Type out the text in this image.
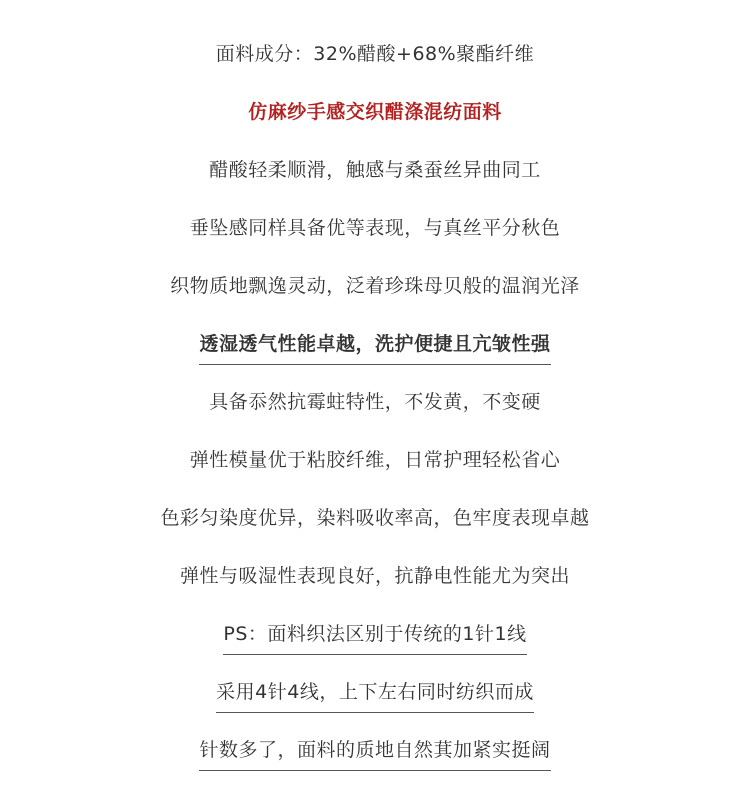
面料成分：32%醋酸+68%聚酯纤维
仿麻纱手感交织醋涤混纺面料
醋酸轻柔顺滑，触感与桑蚕丝异曲同工
垂坠感同样具备优等表现，与真丝平分秋色
织物质地飘逸灵动，泛着珍珠母贝般的温润光泽
透湿透气性能卓越，洗护便捷且亢皱性强
具备忝然抗霉蛀特性，不发黄，不变硬
弹性模量优于粘胶纤维，日常护理轻松省心
色彩匀染度优异，染料吸收率高，色牢度表现卓越
弹性与吸湿性表现良好，抗静电性能尤为突出
PS：面料织法区别于传统的1针1线
采用4针4线，上下左右同时纺织而成
针数多了，面料的质地自然萁加紧实挺阔
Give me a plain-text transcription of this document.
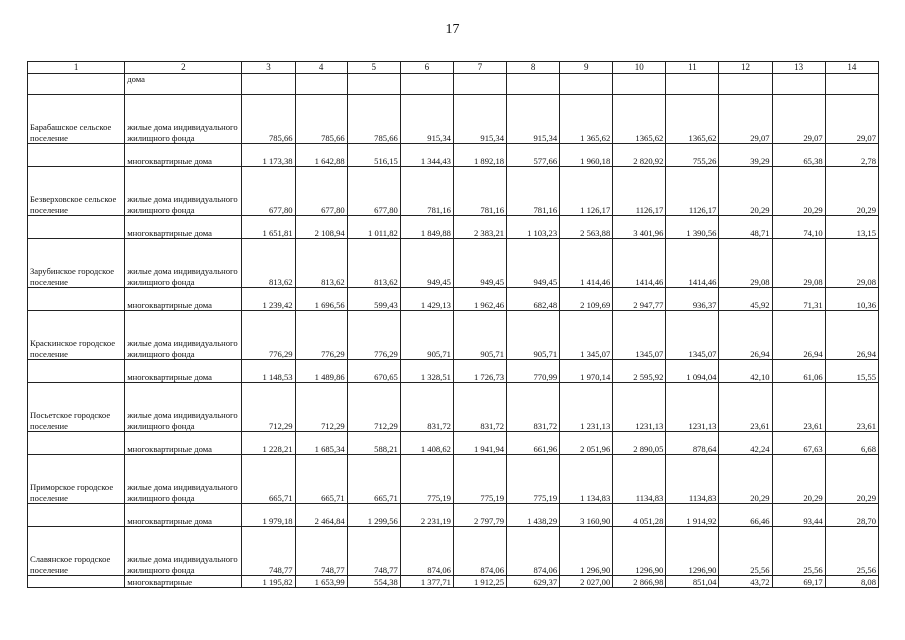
17
1	2	3	4	5	6	7	8	9	10	11	12	13	14
	дома												
Барабашское сельское поселение	жилые дома индивидуального жилищного фонда	785,66	785,66	785,66	915,34	915,34	915,34	1 365,62	1365,62	1365,62	29,07	29,07	29,07
	многоквартирные дома	1 173,38	1 642,88	516,15	1 344,43	1 892,18	577,66	1 960,18	2 820,92	755,26	39,29	65,38	2,78
Безверховское сельское поселение	жилые дома индивидуального жилищного фонда	677,80	677,80	677,80	781,16	781,16	781,16	1 126,17	1126,17	1126,17	20,29	20,29	20,29
	многоквартирные дома	1 651,81	2 108,94	1 011,82	1 849,88	2 383,21	1 103,23	2 563,88	3 401,96	1 390,56	48,71	74,10	13,15
Зарубинское городское поселение	жилые дома индивидуального жилищного фонда	813,62	813,62	813,62	949,45	949,45	949,45	1 414,46	1414,46	1414,46	29,08	29,08	29,08
	многоквартирные дома	1 239,42	1 696,56	599,43	1 429,13	1 962,46	682,48	2 109,69	2 947,77	936,37	45,92	71,31	10,36
Краскинское городское поселение	жилые дома индивидуального жилищного фонда	776,29	776,29	776,29	905,71	905,71	905,71	1 345,07	1345,07	1345,07	26,94	26,94	26,94
	многоквартирные дома	1 148,53	1 489,86	670,65	1 328,51	1 726,73	770,99	1 970,14	2 595,92	1 094,04	42,10	61,06	15,55
Посьетское городское поселение	жилые дома индивидуального жилищного фонда	712,29	712,29	712,29	831,72	831,72	831,72	1 231,13	1231,13	1231,13	23,61	23,61	23,61
	многоквартирные дома	1 228,21	1 685,34	588,21	1 408,62	1 941,94	661,96	2 051,96	2 890,05	878,64	42,24	67,63	6,68
Приморское городское поселение	жилые дома индивидуального жилищного фонда	665,71	665,71	665,71	775,19	775,19	775,19	1 134,83	1134,83	1134,83	20,29	20,29	20,29
	многоквартирные дома	1 979,18	2 464,84	1 299,56	2 231,19	2 797,79	1 438,29	3 160,90	4 051,28	1 914,92	66,46	93,44	28,70
Славянское городское поселение	жилые дома индивидуального жилищного фонда	748,77	748,77	748,77	874,06	874,06	874,06	1 296,90	1296,90	1296,90	25,56	25,56	25,56
	многоквартирные	1 195,82	1 653,99	554,38	1 377,71	1 912,25	629,37	2 027,00	2 866,98	851,04	43,72	69,17	8,08
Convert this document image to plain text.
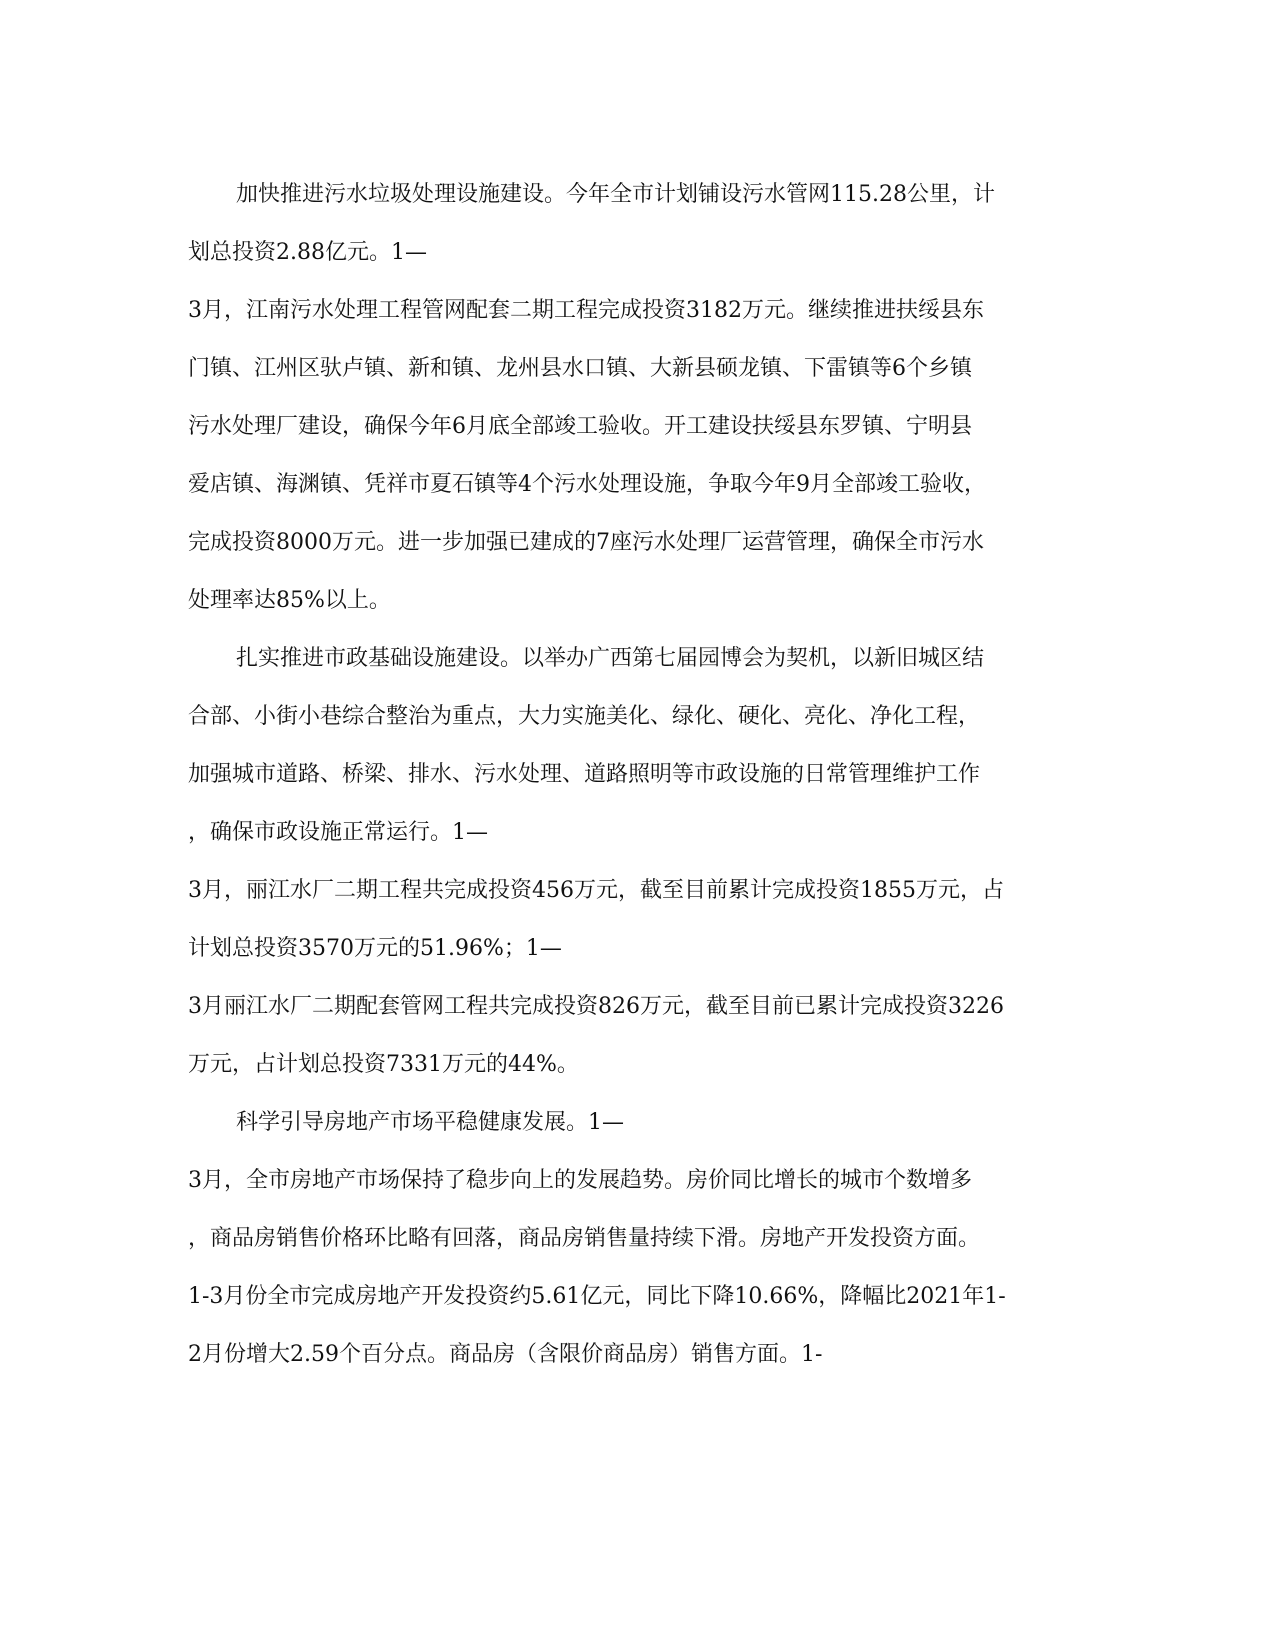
加快推进污水垃圾处理设施建设。今年全市计划铺设污水管网115.28公里，计
划总投资2.88亿元。1—
3月，江南污水处理工程管网配套二期工程完成投资3182万元。继续推进扶绥县东
门镇、江州区驮卢镇、新和镇、龙州县水口镇、大新县硕龙镇、下雷镇等6个乡镇
污水处理厂建设，确保今年6月底全部竣工验收。开工建设扶绥县东罗镇、宁明县
爱店镇、海渊镇、凭祥市夏石镇等4个污水处理设施，争取今年9月全部竣工验收，
完成投资8000万元。进一步加强已建成的7座污水处理厂运营管理，确保全市污水
处理率达85%以上。
扎实推进市政基础设施建设。以举办广西第七届园博会为契机，以新旧城区结
合部、小街小巷综合整治为重点，大力实施美化、绿化、硬化、亮化、净化工程，
加强城市道路、桥梁、排水、污水处理、道路照明等市政设施的日常管理维护工作
，确保市政设施正常运行。1—
3月，丽江水厂二期工程共完成投资456万元，截至目前累计完成投资1855万元，占
计划总投资3570万元的51.96%；1—
3月丽江水厂二期配套管网工程共完成投资826万元，截至目前已累计完成投资3226
万元，占计划总投资7331万元的44%。
科学引导房地产市场平稳健康发展。1—
3月，全市房地产市场保持了稳步向上的发展趋势。房价同比增长的城市个数增多
，商品房销售价格环比略有回落，商品房销售量持续下滑。房地产开发投资方面。
1-3月份全市完成房地产开发投资约5.61亿元，同比下降10.66%，降幅比2021年1-
2月份增大2.59个百分点。商品房（含限价商品房）销售方面。1-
====
**Written problem**
Retype exactly, and only, the lines from the one containing "Convert this document image to plain text." through the end of the material, leaving aside every picture.

**Written solution**
Convert this document image to plain text.
加快推进污水垃圾处理设施建设。今年全市计划铺设污水管网115.28公里，计
划总投资2.88亿元。1—
3月，江南污水处理工程管网配套二期工程完成投资3182万元。继续推进扶绥县东
门镇、江州区驮卢镇、新和镇、龙州县水口镇、大新县硕龙镇、下雷镇等6个乡镇
污水处理厂建设，确保今年6月底全部竣工验收。开工建设扶绥县东罗镇、宁明县
爱店镇、海渊镇、凭祥市夏石镇等4个污水处理设施，争取今年9月全部竣工验收，
完成投资8000万元。进一步加强已建成的7座污水处理厂运营管理，确保全市污水
处理率达85%以上。
扎实推进市政基础设施建设。以举办广西第七届园博会为契机，以新旧城区结
合部、小街小巷综合整治为重点，大力实施美化、绿化、硬化、亮化、净化工程，
加强城市道路、桥梁、排水、污水处理、道路照明等市政设施的日常管理维护工作
，确保市政设施正常运行。1—
3月，丽江水厂二期工程共完成投资456万元，截至目前累计完成投资1855万元，占
计划总投资3570万元的51.96%；1—
3月丽江水厂二期配套管网工程共完成投资826万元，截至目前已累计完成投资3226
万元，占计划总投资7331万元的44%。
科学引导房地产市场平稳健康发展。1—
3月，全市房地产市场保持了稳步向上的发展趋势。房价同比增长的城市个数增多
，商品房销售价格环比略有回落，商品房销售量持续下滑。房地产开发投资方面。
1-3月份全市完成房地产开发投资约5.61亿元，同比下降10.66%，降幅比2021年1-
2月份增大2.59个百分点。商品房（含限价商品房）销售方面。1-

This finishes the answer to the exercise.